DIRECTIONS FOR THIS TASK:
Select from the records below every line that has the word "five" in it.

ENTRIES SHOWN:
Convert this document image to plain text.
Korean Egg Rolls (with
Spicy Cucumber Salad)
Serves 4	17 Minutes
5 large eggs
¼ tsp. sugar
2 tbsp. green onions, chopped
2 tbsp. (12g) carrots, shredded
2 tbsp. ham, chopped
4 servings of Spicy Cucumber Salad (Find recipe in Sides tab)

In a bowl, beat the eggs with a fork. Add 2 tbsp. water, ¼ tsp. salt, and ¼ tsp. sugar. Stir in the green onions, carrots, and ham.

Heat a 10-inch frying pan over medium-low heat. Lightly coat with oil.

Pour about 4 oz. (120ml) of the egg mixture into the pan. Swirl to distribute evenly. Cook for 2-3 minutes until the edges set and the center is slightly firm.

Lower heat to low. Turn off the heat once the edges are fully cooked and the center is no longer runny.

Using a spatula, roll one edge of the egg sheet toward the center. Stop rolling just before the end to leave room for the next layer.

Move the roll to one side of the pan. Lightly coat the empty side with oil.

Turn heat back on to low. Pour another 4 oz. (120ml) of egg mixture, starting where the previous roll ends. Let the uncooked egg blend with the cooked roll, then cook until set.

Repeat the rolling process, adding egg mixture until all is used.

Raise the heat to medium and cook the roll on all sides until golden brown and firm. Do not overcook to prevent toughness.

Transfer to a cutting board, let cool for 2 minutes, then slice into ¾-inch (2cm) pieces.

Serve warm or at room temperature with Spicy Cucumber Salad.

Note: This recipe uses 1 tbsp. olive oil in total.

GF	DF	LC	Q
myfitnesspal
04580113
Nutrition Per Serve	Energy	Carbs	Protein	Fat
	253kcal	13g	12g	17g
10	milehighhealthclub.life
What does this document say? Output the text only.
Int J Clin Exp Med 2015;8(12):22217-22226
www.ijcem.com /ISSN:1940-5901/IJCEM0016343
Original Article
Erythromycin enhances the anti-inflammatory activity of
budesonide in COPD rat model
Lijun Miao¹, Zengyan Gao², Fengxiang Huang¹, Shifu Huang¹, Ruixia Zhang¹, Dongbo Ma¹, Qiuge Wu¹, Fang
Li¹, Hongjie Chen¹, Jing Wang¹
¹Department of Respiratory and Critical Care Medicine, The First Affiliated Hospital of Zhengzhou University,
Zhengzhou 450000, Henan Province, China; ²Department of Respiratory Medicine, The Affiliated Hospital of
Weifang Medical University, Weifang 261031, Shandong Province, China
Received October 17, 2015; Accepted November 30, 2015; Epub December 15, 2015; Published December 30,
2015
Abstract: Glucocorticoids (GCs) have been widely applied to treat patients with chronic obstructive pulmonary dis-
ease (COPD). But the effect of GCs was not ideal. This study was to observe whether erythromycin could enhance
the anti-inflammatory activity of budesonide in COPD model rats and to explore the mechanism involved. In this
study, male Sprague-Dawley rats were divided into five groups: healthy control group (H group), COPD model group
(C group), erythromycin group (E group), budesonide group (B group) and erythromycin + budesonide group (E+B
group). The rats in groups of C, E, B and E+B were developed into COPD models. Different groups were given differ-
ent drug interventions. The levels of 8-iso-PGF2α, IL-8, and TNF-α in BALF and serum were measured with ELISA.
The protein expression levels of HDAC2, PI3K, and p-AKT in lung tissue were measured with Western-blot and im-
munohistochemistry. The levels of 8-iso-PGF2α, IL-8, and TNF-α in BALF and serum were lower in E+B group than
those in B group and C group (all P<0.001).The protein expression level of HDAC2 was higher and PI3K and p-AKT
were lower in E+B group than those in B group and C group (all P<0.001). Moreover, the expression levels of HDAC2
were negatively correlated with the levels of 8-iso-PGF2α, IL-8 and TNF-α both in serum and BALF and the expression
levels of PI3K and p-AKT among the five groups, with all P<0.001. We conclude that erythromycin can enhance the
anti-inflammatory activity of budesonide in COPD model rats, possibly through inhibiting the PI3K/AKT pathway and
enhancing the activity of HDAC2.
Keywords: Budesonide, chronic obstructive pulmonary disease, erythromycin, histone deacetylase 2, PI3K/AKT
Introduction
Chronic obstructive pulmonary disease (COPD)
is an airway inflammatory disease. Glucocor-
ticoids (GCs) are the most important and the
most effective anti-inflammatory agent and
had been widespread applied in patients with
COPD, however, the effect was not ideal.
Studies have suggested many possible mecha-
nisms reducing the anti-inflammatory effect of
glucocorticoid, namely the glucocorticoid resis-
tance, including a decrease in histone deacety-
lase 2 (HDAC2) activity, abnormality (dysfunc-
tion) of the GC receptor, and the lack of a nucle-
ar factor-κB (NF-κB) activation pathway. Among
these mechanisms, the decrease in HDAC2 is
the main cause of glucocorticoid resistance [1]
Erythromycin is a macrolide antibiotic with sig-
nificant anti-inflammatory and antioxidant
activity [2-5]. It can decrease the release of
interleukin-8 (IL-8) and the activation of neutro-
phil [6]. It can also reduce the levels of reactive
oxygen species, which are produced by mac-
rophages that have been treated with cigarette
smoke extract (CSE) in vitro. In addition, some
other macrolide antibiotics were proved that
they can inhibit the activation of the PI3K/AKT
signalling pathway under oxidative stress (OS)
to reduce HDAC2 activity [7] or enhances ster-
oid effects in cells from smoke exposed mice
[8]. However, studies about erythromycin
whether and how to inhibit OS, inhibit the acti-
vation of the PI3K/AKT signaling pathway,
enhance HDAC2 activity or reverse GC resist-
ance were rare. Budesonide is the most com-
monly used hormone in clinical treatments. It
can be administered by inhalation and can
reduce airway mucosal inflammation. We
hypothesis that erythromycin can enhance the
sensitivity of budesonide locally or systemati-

FINISHED EXERCISE:
study, male Sprague-Dawley rats were divided into five groups: healthy control group (H group), COPD model group
levels of PI3K and p-AKT among the five groups, with all P<0.001. We conclude that erythromycin can enhance the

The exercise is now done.